[Stored data]
- - -

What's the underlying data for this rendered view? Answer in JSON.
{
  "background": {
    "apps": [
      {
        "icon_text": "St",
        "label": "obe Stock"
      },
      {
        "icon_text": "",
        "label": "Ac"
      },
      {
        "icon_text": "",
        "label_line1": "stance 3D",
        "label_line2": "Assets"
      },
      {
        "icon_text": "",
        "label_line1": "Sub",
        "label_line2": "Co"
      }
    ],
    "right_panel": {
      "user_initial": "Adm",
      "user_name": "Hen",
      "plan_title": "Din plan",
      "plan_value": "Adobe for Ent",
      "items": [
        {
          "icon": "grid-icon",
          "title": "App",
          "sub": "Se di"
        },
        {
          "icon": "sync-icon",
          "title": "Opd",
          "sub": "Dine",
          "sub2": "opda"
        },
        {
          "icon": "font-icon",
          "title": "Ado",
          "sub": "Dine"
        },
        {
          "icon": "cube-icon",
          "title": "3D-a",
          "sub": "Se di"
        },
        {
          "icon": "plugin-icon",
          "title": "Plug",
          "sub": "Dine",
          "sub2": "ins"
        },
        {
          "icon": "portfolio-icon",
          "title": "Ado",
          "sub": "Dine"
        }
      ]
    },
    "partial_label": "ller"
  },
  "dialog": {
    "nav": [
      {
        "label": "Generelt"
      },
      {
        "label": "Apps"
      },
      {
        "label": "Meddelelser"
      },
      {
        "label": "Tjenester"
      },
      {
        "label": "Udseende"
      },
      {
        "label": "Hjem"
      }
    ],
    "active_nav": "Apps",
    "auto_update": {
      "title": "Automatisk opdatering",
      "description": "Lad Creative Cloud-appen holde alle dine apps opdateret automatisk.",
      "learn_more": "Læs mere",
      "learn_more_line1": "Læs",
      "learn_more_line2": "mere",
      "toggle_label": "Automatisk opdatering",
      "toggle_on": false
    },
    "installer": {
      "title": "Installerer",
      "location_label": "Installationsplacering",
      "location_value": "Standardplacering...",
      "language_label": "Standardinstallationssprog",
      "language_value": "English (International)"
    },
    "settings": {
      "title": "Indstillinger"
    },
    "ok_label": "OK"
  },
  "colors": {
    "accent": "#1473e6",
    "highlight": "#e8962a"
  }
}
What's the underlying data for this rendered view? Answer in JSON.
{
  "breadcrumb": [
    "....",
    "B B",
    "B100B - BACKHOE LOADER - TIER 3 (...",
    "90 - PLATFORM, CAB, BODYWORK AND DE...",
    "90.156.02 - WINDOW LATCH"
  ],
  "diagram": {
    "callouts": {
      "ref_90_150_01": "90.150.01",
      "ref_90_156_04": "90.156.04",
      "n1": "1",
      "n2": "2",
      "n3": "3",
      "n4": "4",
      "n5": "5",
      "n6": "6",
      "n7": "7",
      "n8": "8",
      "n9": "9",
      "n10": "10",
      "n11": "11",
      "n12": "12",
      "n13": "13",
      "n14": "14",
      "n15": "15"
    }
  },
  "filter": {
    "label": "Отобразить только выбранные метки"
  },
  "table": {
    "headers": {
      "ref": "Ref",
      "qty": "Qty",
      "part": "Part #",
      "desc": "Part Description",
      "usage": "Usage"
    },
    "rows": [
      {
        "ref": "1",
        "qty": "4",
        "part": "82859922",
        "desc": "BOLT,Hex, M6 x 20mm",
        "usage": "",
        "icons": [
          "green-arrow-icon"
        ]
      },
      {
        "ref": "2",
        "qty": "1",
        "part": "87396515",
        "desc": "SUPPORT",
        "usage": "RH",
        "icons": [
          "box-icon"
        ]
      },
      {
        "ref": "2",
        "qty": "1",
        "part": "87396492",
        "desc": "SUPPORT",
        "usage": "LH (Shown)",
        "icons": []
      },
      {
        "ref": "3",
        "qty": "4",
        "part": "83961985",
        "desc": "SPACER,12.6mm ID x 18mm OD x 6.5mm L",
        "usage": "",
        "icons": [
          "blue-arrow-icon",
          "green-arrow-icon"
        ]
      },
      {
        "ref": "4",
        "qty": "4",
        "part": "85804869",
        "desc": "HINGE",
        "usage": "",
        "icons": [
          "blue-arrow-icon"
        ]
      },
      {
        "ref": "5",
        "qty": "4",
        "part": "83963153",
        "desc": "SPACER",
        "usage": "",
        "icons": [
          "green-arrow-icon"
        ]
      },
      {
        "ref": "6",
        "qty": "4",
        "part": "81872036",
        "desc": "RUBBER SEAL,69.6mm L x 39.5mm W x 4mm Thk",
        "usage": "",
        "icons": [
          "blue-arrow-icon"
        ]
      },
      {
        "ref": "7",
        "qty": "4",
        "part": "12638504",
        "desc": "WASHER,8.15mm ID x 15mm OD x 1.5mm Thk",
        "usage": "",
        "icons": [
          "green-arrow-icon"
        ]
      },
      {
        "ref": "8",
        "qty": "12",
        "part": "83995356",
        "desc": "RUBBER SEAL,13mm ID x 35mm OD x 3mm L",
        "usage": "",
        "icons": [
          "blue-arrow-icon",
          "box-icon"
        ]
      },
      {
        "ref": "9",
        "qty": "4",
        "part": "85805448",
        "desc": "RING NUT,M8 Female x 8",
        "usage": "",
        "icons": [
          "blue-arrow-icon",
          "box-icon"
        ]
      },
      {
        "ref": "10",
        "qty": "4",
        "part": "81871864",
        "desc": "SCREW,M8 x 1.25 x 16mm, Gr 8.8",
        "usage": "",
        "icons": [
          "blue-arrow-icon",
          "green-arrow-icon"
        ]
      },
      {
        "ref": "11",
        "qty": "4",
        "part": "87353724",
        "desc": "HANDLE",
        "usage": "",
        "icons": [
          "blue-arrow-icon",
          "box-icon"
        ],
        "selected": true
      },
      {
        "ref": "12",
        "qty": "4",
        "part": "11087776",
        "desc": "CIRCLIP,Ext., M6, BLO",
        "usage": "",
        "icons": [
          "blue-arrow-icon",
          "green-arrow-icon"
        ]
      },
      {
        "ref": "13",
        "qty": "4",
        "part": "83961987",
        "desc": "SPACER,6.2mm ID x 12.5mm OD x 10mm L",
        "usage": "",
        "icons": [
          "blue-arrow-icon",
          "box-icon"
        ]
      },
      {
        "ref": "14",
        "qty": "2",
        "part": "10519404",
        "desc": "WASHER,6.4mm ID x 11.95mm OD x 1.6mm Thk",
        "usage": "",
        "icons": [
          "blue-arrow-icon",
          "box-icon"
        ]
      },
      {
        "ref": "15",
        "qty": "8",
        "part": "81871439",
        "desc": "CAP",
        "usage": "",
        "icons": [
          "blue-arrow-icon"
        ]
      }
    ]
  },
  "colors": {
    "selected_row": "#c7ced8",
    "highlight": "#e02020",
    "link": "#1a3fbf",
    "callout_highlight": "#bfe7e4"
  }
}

- - -

List every line from the entries above in which "RUBBER" appears.

**Task answer**
        "desc": "RUBBER SEAL,69.6mm L x 39.5mm W x 4mm Thk",
        "desc": "RUBBER SEAL,13mm ID x 35mm OD x 3mm L",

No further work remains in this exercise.